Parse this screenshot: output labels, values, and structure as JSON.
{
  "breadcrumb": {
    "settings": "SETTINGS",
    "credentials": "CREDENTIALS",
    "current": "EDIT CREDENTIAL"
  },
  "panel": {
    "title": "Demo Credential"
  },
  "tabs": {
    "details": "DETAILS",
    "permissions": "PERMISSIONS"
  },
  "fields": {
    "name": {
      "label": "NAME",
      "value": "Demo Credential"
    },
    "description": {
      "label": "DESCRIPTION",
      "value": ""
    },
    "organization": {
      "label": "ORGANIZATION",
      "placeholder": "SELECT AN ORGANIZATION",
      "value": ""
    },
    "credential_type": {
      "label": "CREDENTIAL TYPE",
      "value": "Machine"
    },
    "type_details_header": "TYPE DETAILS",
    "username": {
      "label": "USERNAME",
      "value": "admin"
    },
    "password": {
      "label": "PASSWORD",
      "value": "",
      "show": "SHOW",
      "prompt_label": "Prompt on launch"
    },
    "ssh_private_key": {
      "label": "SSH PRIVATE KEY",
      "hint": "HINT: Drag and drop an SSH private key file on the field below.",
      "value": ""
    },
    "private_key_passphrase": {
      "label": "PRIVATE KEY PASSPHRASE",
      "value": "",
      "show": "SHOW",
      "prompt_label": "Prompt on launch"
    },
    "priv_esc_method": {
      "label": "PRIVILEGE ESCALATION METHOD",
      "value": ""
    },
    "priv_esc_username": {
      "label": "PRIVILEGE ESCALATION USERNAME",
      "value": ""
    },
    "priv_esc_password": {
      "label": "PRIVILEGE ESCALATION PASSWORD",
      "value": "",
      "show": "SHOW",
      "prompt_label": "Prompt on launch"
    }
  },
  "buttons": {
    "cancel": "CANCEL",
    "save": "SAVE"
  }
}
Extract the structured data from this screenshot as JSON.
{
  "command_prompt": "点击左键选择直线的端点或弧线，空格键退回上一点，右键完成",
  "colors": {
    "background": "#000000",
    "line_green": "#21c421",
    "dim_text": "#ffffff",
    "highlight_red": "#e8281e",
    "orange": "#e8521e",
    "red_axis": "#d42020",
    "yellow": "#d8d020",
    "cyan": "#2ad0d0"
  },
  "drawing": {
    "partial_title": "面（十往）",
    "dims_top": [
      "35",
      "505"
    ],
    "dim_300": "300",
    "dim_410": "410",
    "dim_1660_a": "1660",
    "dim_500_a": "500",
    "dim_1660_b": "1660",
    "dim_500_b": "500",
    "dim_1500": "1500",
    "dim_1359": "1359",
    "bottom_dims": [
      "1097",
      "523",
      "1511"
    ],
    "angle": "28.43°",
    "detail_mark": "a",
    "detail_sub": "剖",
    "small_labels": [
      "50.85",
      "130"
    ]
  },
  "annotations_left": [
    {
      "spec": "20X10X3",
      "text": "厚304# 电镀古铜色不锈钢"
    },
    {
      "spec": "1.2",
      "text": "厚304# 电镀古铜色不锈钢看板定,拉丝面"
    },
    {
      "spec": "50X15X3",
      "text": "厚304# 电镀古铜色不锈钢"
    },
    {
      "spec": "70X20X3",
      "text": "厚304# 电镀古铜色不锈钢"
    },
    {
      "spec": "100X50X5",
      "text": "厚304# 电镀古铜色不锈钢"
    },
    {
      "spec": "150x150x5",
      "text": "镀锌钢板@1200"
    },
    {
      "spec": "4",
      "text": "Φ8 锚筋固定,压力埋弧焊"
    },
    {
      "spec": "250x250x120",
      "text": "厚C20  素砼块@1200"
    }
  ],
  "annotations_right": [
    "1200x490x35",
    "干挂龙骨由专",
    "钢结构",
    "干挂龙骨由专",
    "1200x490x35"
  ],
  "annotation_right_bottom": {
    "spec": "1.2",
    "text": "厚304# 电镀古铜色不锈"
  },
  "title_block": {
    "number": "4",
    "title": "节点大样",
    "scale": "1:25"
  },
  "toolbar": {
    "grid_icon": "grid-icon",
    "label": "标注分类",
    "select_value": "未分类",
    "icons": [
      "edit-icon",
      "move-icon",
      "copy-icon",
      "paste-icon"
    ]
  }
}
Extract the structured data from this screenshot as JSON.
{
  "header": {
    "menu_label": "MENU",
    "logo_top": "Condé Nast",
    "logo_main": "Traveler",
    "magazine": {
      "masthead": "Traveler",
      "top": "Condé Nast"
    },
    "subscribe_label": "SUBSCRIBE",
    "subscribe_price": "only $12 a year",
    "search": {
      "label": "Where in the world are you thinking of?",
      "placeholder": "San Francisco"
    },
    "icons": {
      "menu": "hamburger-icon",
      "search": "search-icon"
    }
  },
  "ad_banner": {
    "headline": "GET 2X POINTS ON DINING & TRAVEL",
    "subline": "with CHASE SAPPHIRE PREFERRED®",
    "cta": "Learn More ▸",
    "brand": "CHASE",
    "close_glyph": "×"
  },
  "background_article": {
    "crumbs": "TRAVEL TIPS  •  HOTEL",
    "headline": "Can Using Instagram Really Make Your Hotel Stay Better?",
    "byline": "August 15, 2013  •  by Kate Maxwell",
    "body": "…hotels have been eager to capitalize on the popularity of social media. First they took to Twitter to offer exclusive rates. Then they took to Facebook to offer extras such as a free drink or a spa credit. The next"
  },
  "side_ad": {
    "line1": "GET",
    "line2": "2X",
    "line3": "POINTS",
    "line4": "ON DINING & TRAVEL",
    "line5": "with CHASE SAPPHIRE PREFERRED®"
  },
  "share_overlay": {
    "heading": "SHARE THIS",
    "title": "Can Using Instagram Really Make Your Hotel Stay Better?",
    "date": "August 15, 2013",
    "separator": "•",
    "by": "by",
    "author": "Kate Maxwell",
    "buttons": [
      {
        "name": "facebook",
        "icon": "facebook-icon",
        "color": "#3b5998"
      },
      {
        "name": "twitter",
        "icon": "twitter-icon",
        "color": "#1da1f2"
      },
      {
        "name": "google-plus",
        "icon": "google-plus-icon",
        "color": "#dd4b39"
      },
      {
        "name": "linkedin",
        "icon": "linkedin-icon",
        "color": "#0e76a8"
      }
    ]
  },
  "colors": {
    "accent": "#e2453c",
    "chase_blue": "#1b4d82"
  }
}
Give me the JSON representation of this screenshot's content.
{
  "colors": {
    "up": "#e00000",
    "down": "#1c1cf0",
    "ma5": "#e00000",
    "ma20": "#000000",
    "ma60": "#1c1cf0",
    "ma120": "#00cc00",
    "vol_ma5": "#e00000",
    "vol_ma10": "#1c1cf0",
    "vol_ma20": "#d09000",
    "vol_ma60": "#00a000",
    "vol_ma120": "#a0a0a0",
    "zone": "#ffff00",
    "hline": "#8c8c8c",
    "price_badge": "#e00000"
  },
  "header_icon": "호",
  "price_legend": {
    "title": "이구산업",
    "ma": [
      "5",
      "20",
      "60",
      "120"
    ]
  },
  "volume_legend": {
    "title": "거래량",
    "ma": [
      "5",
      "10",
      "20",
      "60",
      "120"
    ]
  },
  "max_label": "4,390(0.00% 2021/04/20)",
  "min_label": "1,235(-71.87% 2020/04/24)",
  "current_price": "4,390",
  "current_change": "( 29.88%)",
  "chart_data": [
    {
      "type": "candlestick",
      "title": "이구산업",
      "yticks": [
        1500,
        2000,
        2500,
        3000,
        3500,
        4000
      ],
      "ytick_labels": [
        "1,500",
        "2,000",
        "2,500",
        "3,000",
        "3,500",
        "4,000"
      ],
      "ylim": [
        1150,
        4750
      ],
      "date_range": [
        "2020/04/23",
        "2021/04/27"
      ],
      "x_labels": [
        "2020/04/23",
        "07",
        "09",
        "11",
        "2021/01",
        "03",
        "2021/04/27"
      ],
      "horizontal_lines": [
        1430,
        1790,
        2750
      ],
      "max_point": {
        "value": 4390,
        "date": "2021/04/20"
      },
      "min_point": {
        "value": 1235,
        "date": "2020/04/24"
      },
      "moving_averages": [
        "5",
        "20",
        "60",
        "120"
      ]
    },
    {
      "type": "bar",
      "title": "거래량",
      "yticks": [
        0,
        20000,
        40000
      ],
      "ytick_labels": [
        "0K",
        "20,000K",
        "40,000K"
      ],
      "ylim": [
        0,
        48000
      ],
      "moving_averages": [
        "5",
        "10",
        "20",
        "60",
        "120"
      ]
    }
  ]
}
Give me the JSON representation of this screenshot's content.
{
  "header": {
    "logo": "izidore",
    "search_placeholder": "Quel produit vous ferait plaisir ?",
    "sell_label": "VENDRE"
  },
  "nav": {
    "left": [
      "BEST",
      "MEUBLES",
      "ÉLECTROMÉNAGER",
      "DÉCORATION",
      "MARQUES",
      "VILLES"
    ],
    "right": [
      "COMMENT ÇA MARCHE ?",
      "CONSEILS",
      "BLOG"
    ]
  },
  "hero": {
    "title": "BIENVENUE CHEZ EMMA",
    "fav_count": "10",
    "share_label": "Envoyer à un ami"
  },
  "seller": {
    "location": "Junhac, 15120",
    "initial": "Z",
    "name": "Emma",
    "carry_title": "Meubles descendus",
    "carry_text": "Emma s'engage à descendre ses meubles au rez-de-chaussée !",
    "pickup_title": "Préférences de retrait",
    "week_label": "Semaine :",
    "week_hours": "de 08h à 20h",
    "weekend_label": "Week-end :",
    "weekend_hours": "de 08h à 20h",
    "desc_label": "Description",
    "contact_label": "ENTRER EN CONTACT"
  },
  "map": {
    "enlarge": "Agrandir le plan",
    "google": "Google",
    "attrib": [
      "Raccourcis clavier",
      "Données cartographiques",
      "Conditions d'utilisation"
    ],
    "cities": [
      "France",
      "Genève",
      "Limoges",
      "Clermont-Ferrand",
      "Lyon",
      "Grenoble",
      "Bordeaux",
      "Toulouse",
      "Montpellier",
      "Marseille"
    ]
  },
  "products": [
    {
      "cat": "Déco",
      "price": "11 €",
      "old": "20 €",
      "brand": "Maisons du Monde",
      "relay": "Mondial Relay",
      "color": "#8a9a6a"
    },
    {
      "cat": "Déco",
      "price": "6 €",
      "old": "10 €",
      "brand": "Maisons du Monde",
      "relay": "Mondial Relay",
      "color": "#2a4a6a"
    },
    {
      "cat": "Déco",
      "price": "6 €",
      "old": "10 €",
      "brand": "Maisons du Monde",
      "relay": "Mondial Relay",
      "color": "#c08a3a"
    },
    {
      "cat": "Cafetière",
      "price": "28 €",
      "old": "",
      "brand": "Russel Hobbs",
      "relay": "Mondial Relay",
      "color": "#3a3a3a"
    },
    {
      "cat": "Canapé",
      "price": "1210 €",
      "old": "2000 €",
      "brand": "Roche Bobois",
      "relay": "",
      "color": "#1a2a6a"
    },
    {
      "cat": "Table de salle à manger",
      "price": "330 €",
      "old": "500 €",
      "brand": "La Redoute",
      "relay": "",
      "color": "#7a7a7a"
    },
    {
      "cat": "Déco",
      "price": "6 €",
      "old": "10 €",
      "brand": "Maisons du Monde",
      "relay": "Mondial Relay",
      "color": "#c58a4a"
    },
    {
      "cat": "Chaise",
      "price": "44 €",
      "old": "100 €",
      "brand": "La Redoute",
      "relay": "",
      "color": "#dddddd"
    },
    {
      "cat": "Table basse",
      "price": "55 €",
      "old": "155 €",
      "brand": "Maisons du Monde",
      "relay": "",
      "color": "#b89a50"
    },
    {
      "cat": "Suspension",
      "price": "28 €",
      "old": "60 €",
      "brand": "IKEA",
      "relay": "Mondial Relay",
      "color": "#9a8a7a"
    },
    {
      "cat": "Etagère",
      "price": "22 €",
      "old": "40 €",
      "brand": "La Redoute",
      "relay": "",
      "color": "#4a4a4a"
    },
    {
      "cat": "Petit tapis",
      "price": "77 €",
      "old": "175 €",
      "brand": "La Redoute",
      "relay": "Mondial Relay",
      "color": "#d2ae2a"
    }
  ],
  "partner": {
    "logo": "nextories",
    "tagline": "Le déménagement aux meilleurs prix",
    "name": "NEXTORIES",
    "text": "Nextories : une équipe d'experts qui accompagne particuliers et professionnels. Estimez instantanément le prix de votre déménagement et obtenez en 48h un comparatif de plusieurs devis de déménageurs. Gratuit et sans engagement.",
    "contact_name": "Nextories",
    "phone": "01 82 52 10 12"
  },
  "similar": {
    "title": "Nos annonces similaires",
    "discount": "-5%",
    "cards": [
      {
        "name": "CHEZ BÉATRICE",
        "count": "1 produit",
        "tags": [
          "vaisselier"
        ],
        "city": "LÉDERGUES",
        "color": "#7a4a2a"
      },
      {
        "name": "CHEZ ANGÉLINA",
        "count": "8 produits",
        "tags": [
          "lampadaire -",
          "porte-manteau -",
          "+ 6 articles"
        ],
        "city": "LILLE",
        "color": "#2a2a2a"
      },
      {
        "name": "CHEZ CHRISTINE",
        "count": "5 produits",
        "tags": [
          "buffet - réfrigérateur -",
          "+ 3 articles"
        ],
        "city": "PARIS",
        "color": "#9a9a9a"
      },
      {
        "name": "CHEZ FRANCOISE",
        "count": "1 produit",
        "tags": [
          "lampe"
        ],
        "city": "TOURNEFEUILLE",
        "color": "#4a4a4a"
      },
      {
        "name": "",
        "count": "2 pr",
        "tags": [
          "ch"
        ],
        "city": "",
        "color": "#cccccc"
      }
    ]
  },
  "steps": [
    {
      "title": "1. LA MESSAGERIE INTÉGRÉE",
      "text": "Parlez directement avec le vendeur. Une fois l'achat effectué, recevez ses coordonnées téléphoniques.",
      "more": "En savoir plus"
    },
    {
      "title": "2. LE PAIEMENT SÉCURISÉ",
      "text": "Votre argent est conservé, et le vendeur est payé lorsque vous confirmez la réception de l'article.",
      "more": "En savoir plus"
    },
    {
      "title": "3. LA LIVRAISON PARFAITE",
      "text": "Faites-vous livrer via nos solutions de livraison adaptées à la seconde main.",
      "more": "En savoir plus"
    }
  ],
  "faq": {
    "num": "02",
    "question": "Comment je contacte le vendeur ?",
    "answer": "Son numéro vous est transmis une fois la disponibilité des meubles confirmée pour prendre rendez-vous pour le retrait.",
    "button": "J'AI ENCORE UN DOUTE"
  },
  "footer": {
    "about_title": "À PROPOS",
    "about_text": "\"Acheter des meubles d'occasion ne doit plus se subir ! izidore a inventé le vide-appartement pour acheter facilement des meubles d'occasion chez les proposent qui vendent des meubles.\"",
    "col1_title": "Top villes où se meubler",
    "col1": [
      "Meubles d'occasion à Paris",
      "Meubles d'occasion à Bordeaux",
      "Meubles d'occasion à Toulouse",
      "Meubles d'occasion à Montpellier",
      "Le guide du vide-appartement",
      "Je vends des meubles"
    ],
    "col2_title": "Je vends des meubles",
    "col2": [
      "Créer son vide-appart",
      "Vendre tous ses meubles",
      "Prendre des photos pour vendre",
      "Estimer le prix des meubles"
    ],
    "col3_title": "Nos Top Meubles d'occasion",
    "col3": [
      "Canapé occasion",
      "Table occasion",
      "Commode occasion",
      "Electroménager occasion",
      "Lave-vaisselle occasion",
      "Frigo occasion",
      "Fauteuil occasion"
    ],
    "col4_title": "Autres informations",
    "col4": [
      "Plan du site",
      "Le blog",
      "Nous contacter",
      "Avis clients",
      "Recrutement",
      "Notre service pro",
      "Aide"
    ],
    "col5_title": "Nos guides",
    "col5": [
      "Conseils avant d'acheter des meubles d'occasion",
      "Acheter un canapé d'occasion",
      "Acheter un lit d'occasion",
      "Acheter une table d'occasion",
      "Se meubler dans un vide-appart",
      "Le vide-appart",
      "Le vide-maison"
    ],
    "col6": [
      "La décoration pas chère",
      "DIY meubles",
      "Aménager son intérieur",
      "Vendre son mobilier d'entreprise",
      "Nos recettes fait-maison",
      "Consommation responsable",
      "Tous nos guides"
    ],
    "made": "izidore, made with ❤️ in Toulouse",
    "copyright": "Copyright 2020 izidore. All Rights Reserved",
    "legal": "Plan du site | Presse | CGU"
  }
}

------------------------------

Short exercise:
List each line holding the string "Instagram".

Result of the exercise:
    "headline": "Can Using Instagram Really Make Your Hotel Stay Better?",
    "title": "Can Using Instagram Really Make Your Hotel Stay Better?",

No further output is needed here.